## EXERCISE INSTRUCTIONS
Gather up every line that includes the string "this".

=== PROVIDED MATERIAL ===

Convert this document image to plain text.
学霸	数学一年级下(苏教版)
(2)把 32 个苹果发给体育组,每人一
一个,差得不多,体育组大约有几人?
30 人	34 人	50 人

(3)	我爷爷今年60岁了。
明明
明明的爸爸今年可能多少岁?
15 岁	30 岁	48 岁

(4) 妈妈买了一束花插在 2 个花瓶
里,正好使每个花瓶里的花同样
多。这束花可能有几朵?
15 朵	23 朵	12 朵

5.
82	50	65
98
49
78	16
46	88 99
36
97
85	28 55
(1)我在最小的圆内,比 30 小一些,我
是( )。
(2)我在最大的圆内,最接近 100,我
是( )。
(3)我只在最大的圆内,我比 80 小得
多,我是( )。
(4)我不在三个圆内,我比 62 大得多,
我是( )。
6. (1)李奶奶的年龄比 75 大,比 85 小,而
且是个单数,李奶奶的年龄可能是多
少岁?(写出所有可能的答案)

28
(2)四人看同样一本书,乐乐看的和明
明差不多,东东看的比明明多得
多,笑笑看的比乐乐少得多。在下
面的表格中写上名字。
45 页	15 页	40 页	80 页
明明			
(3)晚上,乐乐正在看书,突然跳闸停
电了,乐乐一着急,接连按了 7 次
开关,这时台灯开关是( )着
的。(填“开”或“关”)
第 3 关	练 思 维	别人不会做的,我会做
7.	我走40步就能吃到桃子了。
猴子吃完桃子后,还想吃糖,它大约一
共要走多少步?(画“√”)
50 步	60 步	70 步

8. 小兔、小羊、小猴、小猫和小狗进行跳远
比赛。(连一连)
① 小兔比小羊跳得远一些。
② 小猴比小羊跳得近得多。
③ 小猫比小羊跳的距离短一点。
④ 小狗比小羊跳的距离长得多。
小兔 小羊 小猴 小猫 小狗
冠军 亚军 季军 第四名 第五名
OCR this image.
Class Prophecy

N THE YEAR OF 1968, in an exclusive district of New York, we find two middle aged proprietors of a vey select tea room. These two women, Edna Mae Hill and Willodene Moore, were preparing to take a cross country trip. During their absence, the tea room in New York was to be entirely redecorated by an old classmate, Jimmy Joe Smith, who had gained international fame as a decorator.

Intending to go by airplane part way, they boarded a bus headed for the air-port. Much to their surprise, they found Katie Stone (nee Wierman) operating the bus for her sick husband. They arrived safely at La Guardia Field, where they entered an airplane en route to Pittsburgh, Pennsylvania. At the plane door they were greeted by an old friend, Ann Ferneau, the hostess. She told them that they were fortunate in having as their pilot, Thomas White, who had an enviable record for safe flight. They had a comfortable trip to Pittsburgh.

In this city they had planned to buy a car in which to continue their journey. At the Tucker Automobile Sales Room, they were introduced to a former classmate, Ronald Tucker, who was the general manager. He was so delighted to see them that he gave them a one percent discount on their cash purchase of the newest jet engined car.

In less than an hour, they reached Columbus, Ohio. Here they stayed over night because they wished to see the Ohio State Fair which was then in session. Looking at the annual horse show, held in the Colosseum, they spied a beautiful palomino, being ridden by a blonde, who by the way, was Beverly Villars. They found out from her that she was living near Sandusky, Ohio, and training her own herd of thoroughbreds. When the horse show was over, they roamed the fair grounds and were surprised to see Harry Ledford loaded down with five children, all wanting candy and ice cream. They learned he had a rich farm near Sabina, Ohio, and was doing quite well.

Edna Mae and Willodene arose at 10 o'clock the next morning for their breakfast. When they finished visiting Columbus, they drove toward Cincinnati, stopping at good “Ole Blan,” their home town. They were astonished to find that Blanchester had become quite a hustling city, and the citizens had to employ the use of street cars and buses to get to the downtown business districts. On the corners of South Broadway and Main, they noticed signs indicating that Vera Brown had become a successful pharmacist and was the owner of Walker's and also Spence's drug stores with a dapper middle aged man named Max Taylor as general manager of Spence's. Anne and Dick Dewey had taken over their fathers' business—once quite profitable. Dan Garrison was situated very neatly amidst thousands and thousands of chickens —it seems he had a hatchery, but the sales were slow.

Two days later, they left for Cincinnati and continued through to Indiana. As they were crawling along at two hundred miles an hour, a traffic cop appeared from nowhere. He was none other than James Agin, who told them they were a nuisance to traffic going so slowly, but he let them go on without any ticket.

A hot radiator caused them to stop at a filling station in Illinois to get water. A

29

===

## FINAL RESULT
Convert this document image to plain text.
OCR this image.
In this city they had planned to buy a car in which to continue their journey. At the Tucker Automobile Sales Room, they were introduced to a former classmate, Ronald Tucker, who was the general manager. He was so delighted to see them that he gave them a one percent discount on their cash purchase of the newest jet engined car.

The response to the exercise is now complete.